Dataset records:
--- begin ---
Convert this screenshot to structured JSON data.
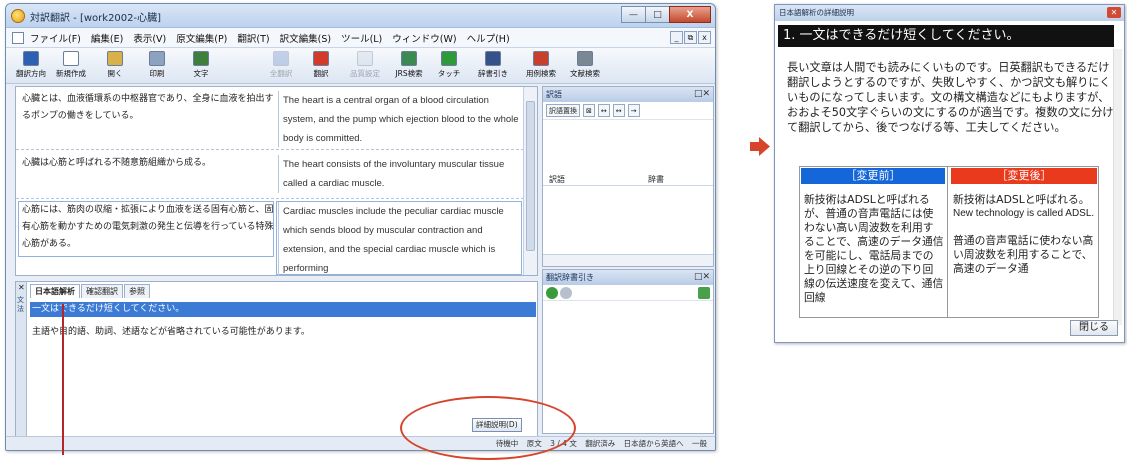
{
  "window": {
    "title": "対訳翻訳 - [work2002-心臓]",
    "buttons": {
      "minimize": "—",
      "maximize": "□",
      "close": "X"
    }
  },
  "menubar": {
    "items": [
      "ファイル(F)",
      "編集(E)",
      "表示(V)",
      "原文編集(P)",
      "翻訳(T)",
      "訳文編集(S)",
      "ツール(L)",
      "ウィンドウ(W)",
      "ヘルプ(H)"
    ],
    "mdi": [
      "_",
      "⧉",
      "x"
    ]
  },
  "toolbar": {
    "items": [
      {
        "label": "翻訳方向",
        "color": "#2d5fb2",
        "enabled": true
      },
      {
        "label": "新規作成",
        "color": "#ffffff",
        "enabled": true
      },
      {
        "label": "開く",
        "color": "#d9b04a",
        "enabled": true
      },
      {
        "label": "印刷",
        "color": "#8da2c0",
        "enabled": true
      },
      {
        "label": "文字",
        "color": "#3e7f3e",
        "enabled": true
      },
      {
        "label": "全翻訳",
        "color": "#6a8cc8",
        "enabled": false
      },
      {
        "label": "翻訳",
        "color": "#d33a2a",
        "enabled": true
      },
      {
        "label": "品質設定",
        "color": "#c9d3e3",
        "enabled": false
      },
      {
        "label": "JRS検索",
        "color": "#3a8a52",
        "enabled": true
      },
      {
        "label": "タッチ",
        "color": "#2e9a3a",
        "enabled": true
      },
      {
        "label": "辞書引き",
        "color": "#35528a",
        "enabled": true
      },
      {
        "label": "用例検索",
        "color": "#c8402b",
        "enabled": true
      },
      {
        "label": "文献検索",
        "color": "#7a8896",
        "enabled": true
      }
    ]
  },
  "grid": {
    "rows": [
      {
        "ja": "心臓とは、血液循環系の中枢器官であり、全身に血液を拍出するポンプの働きをしている。",
        "en": "The heart is a central organ of a blood circulation system, and the pump which ejection blood to the whole body is committed."
      },
      {
        "ja": "心臓は心筋と呼ばれる不随意筋組織から成る。",
        "en": "The heart consists of the involuntary muscular tissue called a cardiac muscle."
      },
      {
        "ja": "心筋には、筋肉の収縮・拡張により血液を送る固有心筋と、固有心筋を動かすための電気刺激の発生と伝導を行っている特殊心筋がある。",
        "en": "Cardiac muscles include the peculiar cardiac muscle which sends blood by muscular contraction and extension, and the special cardiac muscle which is performing"
      }
    ]
  },
  "right_panel": {
    "top": {
      "title": "訳語",
      "tool_labels": [
        "訳語置換",
        "⊠",
        "↔",
        "↔",
        "→"
      ],
      "col_headers": [
        "訳語",
        "辞書"
      ]
    },
    "bottom": {
      "title": "翻訳辞書引き"
    }
  },
  "bottom_panel": {
    "side_label": "文法",
    "tabs": [
      "日本語解析",
      "確認翻訳",
      "参照"
    ],
    "highlight": "一文はできるだけ短くしてください。",
    "note": "主語や目的語、助詞、述語などが省略されている可能性があります。",
    "detail_button": "詳細説明(D)"
  },
  "statusbar": {
    "items": [
      "待機中",
      "原文",
      "3 / 4 文",
      "翻訳済み",
      "日本語から英語へ",
      "一般"
    ]
  },
  "dialog": {
    "title": "日本語解析の詳細説明",
    "heading": "1. 一文はできるだけ短くしてください。",
    "body": "長い文章は人間でも読みにくいものです。日英翻訳もできるだけ翻訳しようとするのですが、失敗しやすく、かつ訳文も解りにくいものになってしまいます。文の構文構造などにもよりますが、おおよそ50文字ぐらいの文にするのが適当です。複数の文に分けて翻訳してから、後でつなげる等、工夫してください。",
    "before_header": "［変更前］",
    "after_header": "［変更後］",
    "before_text": "新技術はADSLと呼ばれるが、普通の音声電話には使わない高い周波数を利用することで、高速のデータ通信を可能にし、電話局までの上り回線とその逆の下り回線の伝送速度を変えて、通信回線",
    "after_text_1": "新技術はADSLと呼ばれる。",
    "after_text_2": "New technology is called ADSL.",
    "after_text_3": "普通の音声電話に使わない高い周波数を利用することで、高速のデータ通",
    "close_button": "閉じる",
    "colors": {
      "before": "#1566d8",
      "after": "#ea3a1e"
    }
  }
}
--- end ---
Transcribe the records above exactly, leaving out every picture.

Convert this screenshot to structured JSON data.
{
  "window": {
    "title": "対訳翻訳 - [work2002-心臓]",
    "buttons": {
      "minimize": "—",
      "maximize": "□",
      "close": "X"
    }
  },
  "menubar": {
    "items": [
      "ファイル(F)",
      "編集(E)",
      "表示(V)",
      "原文編集(P)",
      "翻訳(T)",
      "訳文編集(S)",
      "ツール(L)",
      "ウィンドウ(W)",
      "ヘルプ(H)"
    ],
    "mdi": [
      "_",
      "⧉",
      "x"
    ]
  },
  "toolbar": {
    "items": [
      {
        "label": "翻訳方向",
        "color": "#2d5fb2",
        "enabled": true
      },
      {
        "label": "新規作成",
        "color": "#ffffff",
        "enabled": true
      },
      {
        "label": "開く",
        "color": "#d9b04a",
        "enabled": true
      },
      {
        "label": "印刷",
        "color": "#8da2c0",
        "enabled": true
      },
      {
        "label": "文字",
        "color": "#3e7f3e",
        "enabled": true
      },
      {
        "label": "全翻訳",
        "color": "#6a8cc8",
        "enabled": false
      },
      {
        "label": "翻訳",
        "color": "#d33a2a",
        "enabled": true
      },
      {
        "label": "品質設定",
        "color": "#c9d3e3",
        "enabled": false
      },
      {
        "label": "JRS検索",
        "color": "#3a8a52",
        "enabled": true
      },
      {
        "label": "タッチ",
        "color": "#2e9a3a",
        "enabled": true
      },
      {
        "label": "辞書引き",
        "color": "#35528a",
        "enabled": true
      },
      {
        "label": "用例検索",
        "color": "#c8402b",
        "enabled": true
      },
      {
        "label": "文献検索",
        "color": "#7a8896",
        "enabled": true
      }
    ]
  },
  "grid": {
    "rows": [
      {
        "ja": "心臓とは、血液循環系の中枢器官であり、全身に血液を拍出するポンプの働きをしている。",
        "en": "The heart is a central organ of a blood circulation system, and the pump which ejection blood to the whole body is committed."
      },
      {
        "ja": "心臓は心筋と呼ばれる不随意筋組織から成る。",
        "en": "The heart consists of the involuntary muscular tissue called a cardiac muscle."
      },
      {
        "ja": "心筋には、筋肉の収縮・拡張により血液を送る固有心筋と、固有心筋を動かすための電気刺激の発生と伝導を行っている特殊心筋がある。",
        "en": "Cardiac muscles include the peculiar cardiac muscle which sends blood by muscular contraction and extension, and the special cardiac muscle which is performing"
      }
    ]
  },
  "right_panel": {
    "top": {
      "title": "訳語",
      "tool_labels": [
        "訳語置換",
        "⊠",
        "↔",
        "↔",
        "→"
      ],
      "col_headers": [
        "訳語",
        "辞書"
      ]
    },
    "bottom": {
      "title": "翻訳辞書引き"
    }
  },
  "bottom_panel": {
    "side_label": "文法",
    "tabs": [
      "日本語解析",
      "確認翻訳",
      "参照"
    ],
    "highlight": "一文はできるだけ短くしてください。",
    "note": "主語や目的語、助詞、述語などが省略されている可能性があります。",
    "detail_button": "詳細説明(D)"
  },
  "statusbar": {
    "items": [
      "待機中",
      "原文",
      "3 / 4 文",
      "翻訳済み",
      "日本語から英語へ",
      "一般"
    ]
  },
  "dialog": {
    "title": "日本語解析の詳細説明",
    "heading": "1. 一文はできるだけ短くしてください。",
    "body": "長い文章は人間でも読みにくいものです。日英翻訳もできるだけ翻訳しようとするのですが、失敗しやすく、かつ訳文も解りにくいものになってしまいます。文の構文構造などにもよりますが、おおよそ50文字ぐらいの文にするのが適当です。複数の文に分けて翻訳してから、後でつなげる等、工夫してください。",
    "before_header": "［変更前］",
    "after_header": "［変更後］",
    "before_text": "新技術はADSLと呼ばれるが、普通の音声電話には使わない高い周波数を利用することで、高速のデータ通信を可能にし、電話局までの上り回線とその逆の下り回線の伝送速度を変えて、通信回線",
    "after_text_1": "新技術はADSLと呼ばれる。",
    "after_text_2": "New technology is called ADSL.",
    "after_text_3": "普通の音声電話に使わない高い周波数を利用することで、高速のデータ通",
    "close_button": "閉じる",
    "colors": {
      "before": "#1566d8",
      "after": "#ea3a1e"
    }
  }
}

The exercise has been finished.